─── PROVIDED MATERIAL ───

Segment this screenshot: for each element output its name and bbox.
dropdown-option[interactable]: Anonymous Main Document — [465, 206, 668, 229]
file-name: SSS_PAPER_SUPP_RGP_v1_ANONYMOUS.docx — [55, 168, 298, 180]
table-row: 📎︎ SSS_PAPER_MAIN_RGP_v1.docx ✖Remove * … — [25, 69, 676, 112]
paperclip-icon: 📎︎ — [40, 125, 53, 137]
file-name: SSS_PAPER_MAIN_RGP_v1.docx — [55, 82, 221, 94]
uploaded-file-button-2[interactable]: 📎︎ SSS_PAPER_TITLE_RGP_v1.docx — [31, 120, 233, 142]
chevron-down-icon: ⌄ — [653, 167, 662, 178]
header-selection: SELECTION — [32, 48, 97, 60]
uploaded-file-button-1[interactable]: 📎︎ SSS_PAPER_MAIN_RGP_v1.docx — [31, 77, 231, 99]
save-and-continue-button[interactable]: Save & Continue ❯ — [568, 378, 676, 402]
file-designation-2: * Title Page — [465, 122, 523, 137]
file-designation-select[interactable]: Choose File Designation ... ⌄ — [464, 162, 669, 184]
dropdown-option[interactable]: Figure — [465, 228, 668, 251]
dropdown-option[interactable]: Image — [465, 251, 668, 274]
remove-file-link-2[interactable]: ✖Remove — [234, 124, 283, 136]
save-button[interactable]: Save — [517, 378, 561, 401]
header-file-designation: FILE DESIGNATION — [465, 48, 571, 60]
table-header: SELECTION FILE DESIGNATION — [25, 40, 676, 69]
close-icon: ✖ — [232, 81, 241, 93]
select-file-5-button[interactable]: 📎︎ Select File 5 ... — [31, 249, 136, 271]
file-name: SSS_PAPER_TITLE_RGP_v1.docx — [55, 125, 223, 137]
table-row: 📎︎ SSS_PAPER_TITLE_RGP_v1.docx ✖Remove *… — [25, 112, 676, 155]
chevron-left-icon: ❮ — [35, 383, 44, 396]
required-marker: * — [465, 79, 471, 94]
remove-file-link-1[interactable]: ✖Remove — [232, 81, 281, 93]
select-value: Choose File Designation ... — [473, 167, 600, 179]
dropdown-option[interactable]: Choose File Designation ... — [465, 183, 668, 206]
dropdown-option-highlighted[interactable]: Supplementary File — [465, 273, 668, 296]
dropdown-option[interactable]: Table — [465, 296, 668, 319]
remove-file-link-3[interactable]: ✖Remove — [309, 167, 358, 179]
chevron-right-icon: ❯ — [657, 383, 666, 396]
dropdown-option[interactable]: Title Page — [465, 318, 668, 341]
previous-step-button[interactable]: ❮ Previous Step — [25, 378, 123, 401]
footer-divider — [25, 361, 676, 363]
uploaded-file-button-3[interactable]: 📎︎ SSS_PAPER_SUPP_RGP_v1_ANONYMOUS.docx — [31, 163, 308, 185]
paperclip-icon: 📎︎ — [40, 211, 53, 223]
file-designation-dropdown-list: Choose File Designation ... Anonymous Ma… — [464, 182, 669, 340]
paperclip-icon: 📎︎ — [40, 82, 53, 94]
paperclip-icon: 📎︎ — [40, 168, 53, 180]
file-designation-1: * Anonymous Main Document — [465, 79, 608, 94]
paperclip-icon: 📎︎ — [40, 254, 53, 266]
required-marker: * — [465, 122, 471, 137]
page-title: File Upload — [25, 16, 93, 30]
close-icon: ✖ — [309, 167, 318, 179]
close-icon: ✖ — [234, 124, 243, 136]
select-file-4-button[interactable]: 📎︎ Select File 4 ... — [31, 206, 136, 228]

───

» **STATED PROBLEM**:
Edit everything from the start of the records down to the line that contains "file-name: SSS_PAPER_SUPP_RGP_v1_ANONYMOUS.docx —" so that "bbox" becomes "bounding box", and give those lines back with nothing else changed.

» **THE RESULT**:
Segment this screenshot: for each element output its name and bounding box.
dropdown-option[interactable]: Anonymous Main Document — [465, 206, 668, 229]
file-name: SSS_PAPER_SUPP_RGP_v1_ANONYMOUS.docx — [55, 168, 298, 180]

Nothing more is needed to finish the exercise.